##### Provided records

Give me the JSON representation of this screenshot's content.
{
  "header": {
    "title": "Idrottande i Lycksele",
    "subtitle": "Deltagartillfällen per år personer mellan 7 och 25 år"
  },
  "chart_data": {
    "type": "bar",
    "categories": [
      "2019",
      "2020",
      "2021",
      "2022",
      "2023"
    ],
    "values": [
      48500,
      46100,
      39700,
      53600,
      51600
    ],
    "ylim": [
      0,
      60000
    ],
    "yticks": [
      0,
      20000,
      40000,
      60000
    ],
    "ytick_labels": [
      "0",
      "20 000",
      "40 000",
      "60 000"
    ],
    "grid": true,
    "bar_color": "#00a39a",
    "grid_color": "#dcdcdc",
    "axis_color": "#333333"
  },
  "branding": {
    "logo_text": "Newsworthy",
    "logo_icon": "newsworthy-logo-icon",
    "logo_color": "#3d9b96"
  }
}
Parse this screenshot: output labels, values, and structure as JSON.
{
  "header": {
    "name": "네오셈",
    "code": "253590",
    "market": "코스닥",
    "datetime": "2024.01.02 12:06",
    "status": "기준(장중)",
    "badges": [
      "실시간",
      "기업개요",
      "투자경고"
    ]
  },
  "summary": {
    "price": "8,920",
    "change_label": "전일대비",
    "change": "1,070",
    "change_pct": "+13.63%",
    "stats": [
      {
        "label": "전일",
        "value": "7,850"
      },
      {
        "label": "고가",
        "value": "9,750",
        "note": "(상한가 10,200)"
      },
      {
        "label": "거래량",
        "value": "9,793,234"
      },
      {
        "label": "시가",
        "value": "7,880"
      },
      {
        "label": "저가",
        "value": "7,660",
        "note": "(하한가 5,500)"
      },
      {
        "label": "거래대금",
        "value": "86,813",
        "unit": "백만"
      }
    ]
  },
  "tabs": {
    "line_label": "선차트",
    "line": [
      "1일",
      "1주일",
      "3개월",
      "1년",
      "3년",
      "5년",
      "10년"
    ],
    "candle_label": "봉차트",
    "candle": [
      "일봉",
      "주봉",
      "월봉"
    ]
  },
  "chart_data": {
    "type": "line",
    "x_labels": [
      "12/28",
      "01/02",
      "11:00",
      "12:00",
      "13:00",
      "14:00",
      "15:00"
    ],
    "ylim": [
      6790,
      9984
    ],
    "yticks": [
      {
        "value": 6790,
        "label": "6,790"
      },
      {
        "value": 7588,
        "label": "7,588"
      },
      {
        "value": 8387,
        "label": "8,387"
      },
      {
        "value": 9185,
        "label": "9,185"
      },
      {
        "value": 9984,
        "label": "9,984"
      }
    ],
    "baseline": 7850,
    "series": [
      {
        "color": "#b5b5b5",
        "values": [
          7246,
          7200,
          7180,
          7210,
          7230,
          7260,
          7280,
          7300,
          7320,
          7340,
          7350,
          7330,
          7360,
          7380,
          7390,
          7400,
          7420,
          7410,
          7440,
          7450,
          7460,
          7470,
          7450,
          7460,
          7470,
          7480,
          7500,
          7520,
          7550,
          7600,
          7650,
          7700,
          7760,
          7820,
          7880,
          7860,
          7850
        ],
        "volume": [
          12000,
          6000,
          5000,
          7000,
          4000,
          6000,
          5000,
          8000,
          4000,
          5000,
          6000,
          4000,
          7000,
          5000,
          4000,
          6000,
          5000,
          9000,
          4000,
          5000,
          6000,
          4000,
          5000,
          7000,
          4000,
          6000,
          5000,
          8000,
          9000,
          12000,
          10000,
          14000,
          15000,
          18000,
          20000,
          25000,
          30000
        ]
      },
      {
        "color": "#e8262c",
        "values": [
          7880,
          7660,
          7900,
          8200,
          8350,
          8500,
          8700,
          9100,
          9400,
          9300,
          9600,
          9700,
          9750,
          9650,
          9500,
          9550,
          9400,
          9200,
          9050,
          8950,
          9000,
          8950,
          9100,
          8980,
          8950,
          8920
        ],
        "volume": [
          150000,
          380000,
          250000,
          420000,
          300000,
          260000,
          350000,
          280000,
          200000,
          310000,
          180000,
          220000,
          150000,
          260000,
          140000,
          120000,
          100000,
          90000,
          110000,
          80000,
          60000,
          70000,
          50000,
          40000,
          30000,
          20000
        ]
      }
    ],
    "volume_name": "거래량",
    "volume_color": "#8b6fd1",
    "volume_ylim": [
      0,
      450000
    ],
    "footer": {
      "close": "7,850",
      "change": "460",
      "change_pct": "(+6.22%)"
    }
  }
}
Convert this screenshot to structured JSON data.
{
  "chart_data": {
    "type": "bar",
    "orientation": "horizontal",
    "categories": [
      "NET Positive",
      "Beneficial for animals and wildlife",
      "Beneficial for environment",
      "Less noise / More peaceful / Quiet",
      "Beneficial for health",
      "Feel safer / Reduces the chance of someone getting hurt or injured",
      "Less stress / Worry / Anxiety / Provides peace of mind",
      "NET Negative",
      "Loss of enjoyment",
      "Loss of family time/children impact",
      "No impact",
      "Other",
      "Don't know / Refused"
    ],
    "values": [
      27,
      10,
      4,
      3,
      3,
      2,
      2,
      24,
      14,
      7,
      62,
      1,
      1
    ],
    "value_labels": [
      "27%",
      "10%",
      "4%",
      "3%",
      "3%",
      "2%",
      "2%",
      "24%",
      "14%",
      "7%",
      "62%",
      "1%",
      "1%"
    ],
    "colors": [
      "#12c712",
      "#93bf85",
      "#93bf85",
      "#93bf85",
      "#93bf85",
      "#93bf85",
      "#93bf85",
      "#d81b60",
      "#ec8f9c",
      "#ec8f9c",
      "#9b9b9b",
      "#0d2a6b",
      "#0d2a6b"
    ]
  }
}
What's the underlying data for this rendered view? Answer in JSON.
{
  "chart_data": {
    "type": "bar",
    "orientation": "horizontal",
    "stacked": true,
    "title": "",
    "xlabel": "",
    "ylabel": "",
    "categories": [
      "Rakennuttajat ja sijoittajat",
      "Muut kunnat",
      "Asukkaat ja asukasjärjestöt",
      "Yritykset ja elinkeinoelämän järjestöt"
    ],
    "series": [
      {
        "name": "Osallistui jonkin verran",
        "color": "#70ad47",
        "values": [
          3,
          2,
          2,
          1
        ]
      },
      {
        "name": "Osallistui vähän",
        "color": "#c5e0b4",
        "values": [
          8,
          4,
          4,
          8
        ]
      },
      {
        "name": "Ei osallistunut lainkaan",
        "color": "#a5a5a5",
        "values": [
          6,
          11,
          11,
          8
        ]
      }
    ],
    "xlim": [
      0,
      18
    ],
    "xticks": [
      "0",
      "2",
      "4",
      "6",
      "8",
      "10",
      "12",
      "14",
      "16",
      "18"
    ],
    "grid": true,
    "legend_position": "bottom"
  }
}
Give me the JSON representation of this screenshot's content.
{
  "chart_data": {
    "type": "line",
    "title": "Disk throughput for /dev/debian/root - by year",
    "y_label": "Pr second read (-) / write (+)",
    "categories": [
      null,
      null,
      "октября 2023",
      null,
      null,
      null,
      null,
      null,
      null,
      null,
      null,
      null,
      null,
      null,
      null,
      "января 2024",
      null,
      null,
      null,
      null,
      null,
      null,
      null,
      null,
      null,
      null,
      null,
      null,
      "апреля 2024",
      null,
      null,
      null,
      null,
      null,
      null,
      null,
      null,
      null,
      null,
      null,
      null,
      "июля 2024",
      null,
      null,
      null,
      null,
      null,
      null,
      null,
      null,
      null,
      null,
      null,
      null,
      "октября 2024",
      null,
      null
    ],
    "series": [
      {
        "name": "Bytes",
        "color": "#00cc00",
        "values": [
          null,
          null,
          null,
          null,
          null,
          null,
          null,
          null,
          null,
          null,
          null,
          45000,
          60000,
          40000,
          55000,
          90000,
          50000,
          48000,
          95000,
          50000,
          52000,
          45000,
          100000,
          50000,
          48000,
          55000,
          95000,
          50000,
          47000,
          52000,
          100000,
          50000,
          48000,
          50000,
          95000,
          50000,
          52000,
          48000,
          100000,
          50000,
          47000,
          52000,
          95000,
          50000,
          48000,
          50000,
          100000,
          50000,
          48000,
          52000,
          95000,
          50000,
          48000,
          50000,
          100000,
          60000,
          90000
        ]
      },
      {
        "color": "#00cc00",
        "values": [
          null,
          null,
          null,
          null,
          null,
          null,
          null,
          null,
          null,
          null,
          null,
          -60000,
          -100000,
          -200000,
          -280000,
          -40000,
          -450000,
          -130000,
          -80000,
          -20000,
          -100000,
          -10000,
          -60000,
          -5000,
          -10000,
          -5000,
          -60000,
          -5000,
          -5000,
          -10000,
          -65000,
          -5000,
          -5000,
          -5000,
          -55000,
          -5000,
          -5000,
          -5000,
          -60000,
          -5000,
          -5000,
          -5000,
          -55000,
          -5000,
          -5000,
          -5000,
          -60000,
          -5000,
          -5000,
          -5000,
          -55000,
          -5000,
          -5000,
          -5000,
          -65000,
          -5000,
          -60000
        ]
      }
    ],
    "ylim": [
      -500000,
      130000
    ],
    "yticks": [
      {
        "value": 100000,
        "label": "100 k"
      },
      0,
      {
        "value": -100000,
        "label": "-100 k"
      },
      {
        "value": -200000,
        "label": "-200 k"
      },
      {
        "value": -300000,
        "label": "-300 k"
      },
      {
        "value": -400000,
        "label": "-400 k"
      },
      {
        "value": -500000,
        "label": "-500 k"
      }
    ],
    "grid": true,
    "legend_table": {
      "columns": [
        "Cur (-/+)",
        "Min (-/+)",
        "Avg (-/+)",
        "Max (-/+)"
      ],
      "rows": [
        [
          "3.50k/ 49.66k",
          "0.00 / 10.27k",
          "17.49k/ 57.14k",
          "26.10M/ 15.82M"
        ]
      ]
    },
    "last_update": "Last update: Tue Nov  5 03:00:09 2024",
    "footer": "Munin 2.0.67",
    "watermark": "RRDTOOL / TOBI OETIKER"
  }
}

##########

**Set exercise**. Every line of the records that includes the word "screenshot" should be gathered.

**Correct answer**.
Give me the JSON representation of this screenshot's content.
Parse this screenshot: output labels, values, and structure as JSON.
Convert this screenshot to structured JSON data.
Give me the JSON representation of this screenshot's content.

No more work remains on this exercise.